TASK DIRECTIONS: Locate the lines where "message" occurs and copy them as they stand.

DATA LISTING:
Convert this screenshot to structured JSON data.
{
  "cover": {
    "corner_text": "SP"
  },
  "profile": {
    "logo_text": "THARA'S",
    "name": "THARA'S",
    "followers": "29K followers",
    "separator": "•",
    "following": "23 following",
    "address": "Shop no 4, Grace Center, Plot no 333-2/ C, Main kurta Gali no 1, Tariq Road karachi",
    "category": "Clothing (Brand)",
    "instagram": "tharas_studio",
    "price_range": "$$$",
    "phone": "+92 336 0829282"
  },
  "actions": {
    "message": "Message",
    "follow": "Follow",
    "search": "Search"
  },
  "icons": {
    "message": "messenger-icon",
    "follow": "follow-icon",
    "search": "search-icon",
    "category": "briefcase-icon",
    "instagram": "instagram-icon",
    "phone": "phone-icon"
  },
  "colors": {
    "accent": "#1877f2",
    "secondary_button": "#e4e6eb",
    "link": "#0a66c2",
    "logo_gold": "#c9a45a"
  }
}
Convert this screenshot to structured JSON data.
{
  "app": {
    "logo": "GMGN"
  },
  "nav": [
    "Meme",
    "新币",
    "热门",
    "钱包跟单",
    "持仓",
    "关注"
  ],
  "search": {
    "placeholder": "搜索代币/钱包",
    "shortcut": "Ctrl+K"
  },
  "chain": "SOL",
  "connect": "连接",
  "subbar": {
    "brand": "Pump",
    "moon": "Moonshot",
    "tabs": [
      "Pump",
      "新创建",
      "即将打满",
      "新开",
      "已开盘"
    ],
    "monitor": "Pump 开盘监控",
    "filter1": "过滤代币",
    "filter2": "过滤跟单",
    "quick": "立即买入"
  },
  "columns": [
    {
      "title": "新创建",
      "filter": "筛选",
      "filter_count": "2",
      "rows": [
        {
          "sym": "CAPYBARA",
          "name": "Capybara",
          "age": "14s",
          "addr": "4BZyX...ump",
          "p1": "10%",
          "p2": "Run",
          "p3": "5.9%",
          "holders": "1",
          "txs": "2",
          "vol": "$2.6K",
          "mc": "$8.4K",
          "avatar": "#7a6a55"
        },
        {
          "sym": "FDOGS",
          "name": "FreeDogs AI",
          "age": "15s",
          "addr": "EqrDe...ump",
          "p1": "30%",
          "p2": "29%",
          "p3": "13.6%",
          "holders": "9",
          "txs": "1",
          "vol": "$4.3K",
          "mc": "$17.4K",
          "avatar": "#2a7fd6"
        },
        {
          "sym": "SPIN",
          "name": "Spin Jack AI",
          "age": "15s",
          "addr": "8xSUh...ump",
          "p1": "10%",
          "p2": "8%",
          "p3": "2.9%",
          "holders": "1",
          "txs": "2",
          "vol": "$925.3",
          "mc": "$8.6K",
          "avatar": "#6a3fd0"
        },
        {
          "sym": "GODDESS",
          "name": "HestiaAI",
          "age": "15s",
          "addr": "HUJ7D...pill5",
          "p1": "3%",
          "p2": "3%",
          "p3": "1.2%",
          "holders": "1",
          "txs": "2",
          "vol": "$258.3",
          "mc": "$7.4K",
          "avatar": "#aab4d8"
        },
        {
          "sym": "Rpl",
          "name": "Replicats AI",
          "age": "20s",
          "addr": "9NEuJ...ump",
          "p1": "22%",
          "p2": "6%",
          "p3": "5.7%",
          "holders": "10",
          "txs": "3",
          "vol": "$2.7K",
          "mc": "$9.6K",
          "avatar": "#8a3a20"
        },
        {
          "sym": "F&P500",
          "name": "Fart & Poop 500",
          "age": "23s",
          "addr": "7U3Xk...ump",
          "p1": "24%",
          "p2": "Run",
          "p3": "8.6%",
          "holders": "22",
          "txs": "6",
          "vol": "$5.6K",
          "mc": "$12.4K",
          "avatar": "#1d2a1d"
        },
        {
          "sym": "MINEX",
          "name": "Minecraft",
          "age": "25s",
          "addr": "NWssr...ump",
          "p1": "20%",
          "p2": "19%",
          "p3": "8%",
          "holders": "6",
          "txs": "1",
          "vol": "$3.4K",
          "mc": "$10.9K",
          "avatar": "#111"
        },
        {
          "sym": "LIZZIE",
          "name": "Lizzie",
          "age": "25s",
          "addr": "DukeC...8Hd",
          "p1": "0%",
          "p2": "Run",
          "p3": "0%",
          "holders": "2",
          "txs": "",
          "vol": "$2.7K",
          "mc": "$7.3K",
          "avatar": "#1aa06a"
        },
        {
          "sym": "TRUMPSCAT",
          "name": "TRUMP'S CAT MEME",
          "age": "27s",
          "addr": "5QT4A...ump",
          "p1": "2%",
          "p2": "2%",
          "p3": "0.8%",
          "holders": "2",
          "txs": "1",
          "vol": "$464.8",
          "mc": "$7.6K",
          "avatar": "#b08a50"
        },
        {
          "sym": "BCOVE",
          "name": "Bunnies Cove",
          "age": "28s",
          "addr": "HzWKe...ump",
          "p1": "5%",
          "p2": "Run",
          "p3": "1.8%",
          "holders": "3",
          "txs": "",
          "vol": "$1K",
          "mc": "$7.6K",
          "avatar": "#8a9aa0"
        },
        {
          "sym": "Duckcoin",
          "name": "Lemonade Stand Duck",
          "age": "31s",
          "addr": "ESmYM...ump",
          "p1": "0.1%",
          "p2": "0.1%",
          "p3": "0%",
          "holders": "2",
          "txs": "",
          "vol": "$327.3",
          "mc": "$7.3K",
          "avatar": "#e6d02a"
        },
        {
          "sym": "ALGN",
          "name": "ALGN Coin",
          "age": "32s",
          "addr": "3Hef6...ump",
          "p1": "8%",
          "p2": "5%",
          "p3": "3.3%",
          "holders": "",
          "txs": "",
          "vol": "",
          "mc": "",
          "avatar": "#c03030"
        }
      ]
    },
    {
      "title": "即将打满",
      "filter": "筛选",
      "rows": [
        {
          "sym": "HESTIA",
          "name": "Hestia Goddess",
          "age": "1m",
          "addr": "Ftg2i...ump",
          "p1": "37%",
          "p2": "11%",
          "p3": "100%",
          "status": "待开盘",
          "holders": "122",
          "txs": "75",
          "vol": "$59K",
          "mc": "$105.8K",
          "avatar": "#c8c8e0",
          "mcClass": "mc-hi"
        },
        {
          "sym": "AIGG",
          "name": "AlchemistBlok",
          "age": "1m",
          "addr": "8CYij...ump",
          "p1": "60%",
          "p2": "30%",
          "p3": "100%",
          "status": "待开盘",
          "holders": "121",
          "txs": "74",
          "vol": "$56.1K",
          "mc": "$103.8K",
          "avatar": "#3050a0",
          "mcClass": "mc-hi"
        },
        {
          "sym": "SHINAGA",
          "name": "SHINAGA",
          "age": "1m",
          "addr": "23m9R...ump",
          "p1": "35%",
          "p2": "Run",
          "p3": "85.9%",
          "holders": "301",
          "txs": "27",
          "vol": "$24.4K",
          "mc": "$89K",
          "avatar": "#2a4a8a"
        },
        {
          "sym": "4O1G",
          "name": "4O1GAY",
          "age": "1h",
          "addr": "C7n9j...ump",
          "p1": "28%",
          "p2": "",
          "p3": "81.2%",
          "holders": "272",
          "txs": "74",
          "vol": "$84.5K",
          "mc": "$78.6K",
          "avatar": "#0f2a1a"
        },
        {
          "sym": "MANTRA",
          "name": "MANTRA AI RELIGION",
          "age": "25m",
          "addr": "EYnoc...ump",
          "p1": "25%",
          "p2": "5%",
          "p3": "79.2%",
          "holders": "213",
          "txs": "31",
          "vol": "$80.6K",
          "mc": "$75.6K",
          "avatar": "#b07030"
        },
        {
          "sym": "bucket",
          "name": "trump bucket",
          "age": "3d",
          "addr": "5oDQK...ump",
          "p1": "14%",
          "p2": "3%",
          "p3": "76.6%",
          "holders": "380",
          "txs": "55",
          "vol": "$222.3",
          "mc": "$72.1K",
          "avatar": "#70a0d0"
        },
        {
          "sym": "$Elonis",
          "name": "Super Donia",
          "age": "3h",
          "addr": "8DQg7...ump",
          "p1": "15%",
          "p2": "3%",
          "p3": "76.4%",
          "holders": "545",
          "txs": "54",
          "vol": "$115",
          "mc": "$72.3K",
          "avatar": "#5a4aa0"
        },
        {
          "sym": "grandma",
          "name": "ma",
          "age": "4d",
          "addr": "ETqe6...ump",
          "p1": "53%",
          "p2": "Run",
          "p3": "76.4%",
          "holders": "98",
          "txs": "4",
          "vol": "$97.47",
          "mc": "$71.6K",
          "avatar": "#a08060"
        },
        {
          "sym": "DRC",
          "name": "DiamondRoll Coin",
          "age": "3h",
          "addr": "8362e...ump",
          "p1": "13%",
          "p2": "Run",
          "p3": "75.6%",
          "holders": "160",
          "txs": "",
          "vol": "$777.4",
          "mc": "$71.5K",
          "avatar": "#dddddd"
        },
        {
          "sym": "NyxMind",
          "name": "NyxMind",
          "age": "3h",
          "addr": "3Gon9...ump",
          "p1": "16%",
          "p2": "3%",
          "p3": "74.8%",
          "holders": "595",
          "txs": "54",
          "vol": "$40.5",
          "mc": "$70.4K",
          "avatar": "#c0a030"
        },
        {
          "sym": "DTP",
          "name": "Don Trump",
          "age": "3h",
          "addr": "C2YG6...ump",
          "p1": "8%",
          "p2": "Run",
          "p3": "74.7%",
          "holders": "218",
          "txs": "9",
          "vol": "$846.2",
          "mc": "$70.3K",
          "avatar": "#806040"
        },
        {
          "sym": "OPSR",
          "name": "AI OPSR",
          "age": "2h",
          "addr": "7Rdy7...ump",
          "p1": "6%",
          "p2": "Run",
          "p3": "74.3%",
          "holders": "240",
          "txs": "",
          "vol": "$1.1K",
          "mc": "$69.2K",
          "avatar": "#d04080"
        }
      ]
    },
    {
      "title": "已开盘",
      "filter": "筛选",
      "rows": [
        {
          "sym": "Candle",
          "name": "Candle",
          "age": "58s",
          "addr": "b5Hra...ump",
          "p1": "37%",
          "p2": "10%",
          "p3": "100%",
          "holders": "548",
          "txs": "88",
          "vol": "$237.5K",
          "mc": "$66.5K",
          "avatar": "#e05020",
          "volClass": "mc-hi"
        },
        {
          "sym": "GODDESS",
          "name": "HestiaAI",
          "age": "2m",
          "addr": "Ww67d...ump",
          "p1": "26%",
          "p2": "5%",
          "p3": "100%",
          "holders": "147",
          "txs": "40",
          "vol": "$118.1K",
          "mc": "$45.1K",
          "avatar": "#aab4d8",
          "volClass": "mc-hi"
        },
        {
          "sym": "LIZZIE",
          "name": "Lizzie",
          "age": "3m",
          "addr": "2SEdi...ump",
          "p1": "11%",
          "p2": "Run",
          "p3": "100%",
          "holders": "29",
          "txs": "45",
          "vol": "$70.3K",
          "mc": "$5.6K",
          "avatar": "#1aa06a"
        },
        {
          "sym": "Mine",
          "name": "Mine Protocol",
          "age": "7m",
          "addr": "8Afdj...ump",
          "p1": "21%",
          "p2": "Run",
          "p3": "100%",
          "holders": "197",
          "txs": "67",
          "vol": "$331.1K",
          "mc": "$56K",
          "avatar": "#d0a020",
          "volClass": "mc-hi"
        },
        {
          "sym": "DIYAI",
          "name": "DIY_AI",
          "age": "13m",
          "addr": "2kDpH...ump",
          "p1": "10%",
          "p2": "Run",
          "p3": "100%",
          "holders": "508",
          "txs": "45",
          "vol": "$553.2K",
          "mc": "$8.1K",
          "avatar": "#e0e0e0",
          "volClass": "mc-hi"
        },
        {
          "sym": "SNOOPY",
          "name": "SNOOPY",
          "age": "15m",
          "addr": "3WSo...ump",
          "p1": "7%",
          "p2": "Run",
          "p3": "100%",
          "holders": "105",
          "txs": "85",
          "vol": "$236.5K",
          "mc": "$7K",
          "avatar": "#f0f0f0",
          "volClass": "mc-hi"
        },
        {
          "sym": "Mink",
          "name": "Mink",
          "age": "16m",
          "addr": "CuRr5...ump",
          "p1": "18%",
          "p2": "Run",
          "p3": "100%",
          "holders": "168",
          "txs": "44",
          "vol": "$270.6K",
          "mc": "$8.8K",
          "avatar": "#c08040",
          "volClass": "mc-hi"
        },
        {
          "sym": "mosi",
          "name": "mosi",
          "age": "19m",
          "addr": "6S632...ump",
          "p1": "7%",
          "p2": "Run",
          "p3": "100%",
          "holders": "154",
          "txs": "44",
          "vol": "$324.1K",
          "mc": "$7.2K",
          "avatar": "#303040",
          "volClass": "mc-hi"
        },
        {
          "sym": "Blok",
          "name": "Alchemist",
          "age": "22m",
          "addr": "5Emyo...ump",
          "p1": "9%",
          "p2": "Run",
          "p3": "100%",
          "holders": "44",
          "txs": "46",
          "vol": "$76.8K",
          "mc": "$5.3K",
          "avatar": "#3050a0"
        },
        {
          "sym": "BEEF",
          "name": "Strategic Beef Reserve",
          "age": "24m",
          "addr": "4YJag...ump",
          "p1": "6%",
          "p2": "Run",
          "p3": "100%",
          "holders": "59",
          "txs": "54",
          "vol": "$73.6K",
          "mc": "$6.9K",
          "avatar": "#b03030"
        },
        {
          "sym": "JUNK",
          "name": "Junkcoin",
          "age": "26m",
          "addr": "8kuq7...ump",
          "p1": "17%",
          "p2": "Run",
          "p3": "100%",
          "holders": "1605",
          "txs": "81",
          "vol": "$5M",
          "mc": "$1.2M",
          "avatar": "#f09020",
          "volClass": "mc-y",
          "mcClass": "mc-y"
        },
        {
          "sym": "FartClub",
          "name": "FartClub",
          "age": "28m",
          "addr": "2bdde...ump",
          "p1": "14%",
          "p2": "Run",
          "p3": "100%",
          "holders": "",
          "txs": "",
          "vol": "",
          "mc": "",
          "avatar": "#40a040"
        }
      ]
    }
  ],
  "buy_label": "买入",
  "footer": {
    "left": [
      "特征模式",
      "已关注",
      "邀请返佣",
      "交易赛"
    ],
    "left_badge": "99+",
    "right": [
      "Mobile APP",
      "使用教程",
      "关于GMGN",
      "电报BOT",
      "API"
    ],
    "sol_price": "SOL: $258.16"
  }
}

RESULT:
    "message": "Message",
    "message": "messenger-icon",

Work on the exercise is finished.